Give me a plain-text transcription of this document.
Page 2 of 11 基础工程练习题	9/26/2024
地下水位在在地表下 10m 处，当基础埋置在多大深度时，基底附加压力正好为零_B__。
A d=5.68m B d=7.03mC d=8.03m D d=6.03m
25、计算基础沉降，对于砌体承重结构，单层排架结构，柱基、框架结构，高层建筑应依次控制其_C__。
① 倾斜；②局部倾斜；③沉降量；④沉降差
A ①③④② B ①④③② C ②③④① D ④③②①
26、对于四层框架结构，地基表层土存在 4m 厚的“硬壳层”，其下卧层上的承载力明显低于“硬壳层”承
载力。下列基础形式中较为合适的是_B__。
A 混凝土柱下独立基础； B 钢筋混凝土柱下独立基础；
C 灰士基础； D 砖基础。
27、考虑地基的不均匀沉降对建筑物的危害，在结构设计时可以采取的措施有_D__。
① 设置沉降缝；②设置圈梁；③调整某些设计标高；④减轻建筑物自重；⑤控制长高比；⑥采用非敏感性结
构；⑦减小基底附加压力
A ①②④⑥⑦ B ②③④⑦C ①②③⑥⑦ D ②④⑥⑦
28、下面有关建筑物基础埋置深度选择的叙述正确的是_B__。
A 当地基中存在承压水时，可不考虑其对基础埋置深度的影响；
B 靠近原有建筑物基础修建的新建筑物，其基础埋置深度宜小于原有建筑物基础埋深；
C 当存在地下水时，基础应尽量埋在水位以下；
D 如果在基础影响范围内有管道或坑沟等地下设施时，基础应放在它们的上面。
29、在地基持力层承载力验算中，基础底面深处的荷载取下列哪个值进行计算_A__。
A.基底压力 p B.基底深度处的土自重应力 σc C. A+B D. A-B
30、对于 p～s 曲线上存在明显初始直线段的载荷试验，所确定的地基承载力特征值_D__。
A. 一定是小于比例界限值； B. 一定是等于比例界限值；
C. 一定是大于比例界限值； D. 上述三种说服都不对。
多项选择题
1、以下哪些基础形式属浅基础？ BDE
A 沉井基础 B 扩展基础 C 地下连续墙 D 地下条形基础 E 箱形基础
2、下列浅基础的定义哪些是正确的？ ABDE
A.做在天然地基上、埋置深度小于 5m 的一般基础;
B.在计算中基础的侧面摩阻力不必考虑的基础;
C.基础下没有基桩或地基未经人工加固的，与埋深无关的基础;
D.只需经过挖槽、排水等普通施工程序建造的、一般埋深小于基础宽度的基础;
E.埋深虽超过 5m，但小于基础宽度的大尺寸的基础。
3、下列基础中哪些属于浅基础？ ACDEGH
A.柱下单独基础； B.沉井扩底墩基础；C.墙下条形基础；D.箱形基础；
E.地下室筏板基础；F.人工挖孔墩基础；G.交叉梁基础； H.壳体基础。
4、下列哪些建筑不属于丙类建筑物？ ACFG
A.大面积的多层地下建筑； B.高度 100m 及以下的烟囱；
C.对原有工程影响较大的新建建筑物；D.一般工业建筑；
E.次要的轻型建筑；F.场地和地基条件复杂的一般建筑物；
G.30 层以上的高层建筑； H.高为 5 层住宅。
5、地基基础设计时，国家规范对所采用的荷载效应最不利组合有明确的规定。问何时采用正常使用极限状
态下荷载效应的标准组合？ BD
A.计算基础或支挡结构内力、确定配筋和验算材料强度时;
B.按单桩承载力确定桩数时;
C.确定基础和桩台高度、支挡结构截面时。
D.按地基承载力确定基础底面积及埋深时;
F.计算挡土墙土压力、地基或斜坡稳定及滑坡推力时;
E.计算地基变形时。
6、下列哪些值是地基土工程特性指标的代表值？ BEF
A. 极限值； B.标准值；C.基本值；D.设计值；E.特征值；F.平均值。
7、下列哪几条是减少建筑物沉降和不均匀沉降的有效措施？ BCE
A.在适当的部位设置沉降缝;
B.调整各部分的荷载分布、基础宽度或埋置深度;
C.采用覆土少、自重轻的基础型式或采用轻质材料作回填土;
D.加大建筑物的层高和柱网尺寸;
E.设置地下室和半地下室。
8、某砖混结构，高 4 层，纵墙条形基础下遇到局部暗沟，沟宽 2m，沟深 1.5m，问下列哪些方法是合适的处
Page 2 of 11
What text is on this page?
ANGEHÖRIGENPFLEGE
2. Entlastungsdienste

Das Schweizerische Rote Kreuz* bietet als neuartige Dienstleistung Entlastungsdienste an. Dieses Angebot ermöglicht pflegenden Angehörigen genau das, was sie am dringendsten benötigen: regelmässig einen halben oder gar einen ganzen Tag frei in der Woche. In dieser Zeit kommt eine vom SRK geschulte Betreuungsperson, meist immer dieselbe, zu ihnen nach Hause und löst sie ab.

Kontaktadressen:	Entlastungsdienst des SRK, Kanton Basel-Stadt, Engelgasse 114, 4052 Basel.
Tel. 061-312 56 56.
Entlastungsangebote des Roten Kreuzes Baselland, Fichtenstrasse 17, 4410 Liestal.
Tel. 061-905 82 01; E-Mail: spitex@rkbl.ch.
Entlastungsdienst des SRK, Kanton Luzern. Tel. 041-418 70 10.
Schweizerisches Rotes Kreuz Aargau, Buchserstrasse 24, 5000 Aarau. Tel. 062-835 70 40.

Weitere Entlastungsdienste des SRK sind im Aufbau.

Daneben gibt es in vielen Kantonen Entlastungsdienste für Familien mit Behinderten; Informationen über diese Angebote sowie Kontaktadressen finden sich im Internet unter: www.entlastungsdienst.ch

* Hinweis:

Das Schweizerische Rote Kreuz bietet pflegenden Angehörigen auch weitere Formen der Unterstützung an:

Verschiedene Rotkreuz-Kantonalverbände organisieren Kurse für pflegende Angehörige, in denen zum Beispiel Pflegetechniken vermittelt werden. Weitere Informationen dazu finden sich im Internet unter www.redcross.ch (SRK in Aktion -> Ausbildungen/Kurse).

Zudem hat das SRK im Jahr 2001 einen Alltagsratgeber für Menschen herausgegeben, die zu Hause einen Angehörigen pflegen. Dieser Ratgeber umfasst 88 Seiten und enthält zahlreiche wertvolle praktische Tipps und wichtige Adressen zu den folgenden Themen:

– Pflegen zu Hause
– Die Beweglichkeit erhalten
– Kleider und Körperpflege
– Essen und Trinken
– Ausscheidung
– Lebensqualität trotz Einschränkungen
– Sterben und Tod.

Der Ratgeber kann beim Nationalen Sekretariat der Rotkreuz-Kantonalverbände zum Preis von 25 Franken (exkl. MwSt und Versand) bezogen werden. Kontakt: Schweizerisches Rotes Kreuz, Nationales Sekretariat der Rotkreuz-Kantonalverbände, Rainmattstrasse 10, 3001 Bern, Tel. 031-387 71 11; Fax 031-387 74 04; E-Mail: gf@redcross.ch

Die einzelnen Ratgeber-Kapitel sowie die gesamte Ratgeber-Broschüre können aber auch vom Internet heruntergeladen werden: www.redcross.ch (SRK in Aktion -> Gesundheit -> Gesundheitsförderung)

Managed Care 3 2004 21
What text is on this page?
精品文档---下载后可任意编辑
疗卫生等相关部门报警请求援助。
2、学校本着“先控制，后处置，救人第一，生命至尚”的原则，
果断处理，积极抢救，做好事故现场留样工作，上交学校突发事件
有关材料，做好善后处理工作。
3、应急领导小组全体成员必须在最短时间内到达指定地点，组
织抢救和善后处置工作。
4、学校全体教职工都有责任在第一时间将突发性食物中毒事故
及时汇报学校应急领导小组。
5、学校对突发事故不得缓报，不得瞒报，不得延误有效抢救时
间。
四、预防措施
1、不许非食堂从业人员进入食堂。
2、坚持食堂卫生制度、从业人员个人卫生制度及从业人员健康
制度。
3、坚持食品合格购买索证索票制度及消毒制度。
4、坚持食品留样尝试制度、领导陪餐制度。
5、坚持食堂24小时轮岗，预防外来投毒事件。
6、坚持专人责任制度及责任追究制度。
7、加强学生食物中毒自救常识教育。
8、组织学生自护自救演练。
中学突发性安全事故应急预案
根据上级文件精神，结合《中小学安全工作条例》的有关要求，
+-------+
Problem details: Scan the material and collect every line that contains "auch".

Written response:
Das Schweizerische Rote Kreuz bietet pflegenden Angehörigen auch weitere Formen der Unterstützung an:
Die einzelnen Ratgeber-Kapitel sowie die gesamte Ratgeber-Broschüre können aber auch vom Internet heruntergeladen werden: www.redcross.ch (SRK in Aktion -> Gesundheit -> Gesundheitsförderung)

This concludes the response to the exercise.